**Task description:**
Return the entries below without changes, starting at the first line and going up to and including the line with "answer-cell <box>492 580 582 633</box>".

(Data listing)

══════════════════════════════

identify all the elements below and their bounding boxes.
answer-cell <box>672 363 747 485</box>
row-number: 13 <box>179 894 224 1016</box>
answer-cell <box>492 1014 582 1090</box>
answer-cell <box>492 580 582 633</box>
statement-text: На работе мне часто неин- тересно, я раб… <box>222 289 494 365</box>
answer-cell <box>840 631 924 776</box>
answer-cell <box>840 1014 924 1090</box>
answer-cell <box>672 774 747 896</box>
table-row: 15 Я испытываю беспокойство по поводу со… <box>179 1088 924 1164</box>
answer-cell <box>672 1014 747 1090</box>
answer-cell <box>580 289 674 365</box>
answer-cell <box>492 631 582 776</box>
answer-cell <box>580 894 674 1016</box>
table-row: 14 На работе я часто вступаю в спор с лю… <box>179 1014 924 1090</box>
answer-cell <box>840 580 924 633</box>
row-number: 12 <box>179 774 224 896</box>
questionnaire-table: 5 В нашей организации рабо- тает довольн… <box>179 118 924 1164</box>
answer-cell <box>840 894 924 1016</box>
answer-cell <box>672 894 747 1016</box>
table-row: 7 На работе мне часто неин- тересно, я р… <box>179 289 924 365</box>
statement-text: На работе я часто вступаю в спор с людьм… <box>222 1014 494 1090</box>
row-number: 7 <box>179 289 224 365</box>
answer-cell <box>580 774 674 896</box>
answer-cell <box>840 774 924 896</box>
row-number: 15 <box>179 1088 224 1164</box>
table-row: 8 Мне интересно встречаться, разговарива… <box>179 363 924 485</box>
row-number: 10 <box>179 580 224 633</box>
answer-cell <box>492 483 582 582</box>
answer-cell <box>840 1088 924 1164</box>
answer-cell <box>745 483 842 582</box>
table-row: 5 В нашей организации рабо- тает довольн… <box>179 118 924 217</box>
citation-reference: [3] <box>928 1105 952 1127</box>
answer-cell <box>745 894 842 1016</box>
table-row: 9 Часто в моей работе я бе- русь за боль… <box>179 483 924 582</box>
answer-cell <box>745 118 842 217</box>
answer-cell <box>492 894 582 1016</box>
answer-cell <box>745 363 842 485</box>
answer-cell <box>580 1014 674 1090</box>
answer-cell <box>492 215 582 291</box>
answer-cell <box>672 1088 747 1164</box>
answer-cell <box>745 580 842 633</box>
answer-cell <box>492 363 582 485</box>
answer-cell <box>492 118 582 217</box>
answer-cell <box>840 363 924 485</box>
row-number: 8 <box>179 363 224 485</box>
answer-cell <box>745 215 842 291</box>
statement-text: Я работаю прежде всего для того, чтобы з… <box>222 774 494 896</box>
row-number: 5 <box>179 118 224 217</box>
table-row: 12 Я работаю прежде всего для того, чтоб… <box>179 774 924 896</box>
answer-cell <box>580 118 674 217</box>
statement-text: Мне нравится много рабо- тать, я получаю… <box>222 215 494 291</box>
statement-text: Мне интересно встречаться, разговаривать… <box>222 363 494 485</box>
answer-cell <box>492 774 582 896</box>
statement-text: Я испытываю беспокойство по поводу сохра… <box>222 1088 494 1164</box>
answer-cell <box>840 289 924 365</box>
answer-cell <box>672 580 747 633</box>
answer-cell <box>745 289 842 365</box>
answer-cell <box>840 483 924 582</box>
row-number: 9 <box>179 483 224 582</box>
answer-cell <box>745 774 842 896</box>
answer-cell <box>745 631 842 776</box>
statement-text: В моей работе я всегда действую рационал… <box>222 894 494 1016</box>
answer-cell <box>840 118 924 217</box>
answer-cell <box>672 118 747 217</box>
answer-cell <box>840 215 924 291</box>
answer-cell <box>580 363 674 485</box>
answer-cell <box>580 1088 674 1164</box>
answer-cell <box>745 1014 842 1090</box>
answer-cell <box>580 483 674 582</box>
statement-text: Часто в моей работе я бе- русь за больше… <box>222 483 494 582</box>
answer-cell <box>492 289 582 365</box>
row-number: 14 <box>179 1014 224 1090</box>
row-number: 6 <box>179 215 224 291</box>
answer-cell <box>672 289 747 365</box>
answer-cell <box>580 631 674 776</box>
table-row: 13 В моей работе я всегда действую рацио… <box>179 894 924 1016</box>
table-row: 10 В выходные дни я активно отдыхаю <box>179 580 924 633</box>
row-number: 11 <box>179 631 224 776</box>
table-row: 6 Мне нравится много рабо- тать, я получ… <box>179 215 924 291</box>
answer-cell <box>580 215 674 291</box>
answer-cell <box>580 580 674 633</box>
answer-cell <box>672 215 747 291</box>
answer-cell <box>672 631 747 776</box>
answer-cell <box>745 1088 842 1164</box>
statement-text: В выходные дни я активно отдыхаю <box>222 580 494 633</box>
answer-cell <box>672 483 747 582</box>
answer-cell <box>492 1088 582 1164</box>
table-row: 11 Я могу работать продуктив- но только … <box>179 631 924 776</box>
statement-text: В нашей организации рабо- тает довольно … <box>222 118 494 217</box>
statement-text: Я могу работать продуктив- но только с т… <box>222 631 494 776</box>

══════════════════════════════

**Final result:**
identify all the elements below and their bounding boxes.
answer-cell <box>672 363 747 485</box>
row-number: 13 <box>179 894 224 1016</box>
answer-cell <box>492 1014 582 1090</box>
answer-cell <box>492 580 582 633</box>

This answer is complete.